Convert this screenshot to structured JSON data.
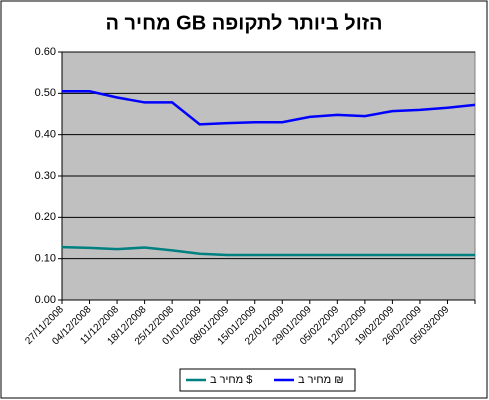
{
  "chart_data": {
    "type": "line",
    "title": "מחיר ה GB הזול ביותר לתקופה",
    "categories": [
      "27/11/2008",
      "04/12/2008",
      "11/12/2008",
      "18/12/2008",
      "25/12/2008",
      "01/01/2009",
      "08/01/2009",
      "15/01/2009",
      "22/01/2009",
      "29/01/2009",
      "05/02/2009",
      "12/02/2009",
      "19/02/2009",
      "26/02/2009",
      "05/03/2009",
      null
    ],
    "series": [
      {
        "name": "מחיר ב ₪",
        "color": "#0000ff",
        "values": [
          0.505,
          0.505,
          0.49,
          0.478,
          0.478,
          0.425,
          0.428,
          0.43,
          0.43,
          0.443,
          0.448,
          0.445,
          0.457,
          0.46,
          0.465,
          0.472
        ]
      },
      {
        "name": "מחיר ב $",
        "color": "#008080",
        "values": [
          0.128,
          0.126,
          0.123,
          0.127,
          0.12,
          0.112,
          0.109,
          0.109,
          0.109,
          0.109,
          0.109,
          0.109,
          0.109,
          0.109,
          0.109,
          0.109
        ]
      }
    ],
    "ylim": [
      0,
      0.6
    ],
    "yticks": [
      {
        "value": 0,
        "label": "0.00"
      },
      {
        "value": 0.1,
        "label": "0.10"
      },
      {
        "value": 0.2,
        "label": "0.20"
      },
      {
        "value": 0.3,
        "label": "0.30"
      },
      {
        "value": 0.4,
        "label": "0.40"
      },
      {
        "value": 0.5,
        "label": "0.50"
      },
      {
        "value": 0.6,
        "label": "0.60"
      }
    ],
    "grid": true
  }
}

::::::::

GIVEN PROBLEM:
Pictures are to be left out; all else in the entries above is to be quoted exactly.

WRITTEN ANSWER:
Convert this screenshot to structured JSON data.
{
  "chart_data": {
    "type": "line",
    "title": "מחיר ה GB הזול ביותר לתקופה",
    "categories": [
      "27/11/2008",
      "04/12/2008",
      "11/12/2008",
      "18/12/2008",
      "25/12/2008",
      "01/01/2009",
      "08/01/2009",
      "15/01/2009",
      "22/01/2009",
      "29/01/2009",
      "05/02/2009",
      "12/02/2009",
      "19/02/2009",
      "26/02/2009",
      "05/03/2009",
      null
    ],
    "series": [
      {
        "name": "מחיר ב ₪",
        "color": "#0000ff",
        "values": [
          0.505,
          0.505,
          0.49,
          0.478,
          0.478,
          0.425,
          0.428,
          0.43,
          0.43,
          0.443,
          0.448,
          0.445,
          0.457,
          0.46,
          0.465,
          0.472
        ]
      },
      {
        "name": "מחיר ב $",
        "color": "#008080",
        "values": [
          0.128,
          0.126,
          0.123,
          0.127,
          0.12,
          0.112,
          0.109,
          0.109,
          0.109,
          0.109,
          0.109,
          0.109,
          0.109,
          0.109,
          0.109,
          0.109
        ]
      }
    ],
    "ylim": [
      0,
      0.6
    ],
    "yticks": [
      {
        "value": 0,
        "label": "0.00"
      },
      {
        "value": 0.1,
        "label": "0.10"
      },
      {
        "value": 0.2,
        "label": "0.20"
      },
      {
        "value": 0.3,
        "label": "0.30"
      },
      {
        "value": 0.4,
        "label": "0.40"
      },
      {
        "value": 0.5,
        "label": "0.50"
      },
      {
        "value": 0.6,
        "label": "0.60"
      }
    ],
    "grid": true
  }
}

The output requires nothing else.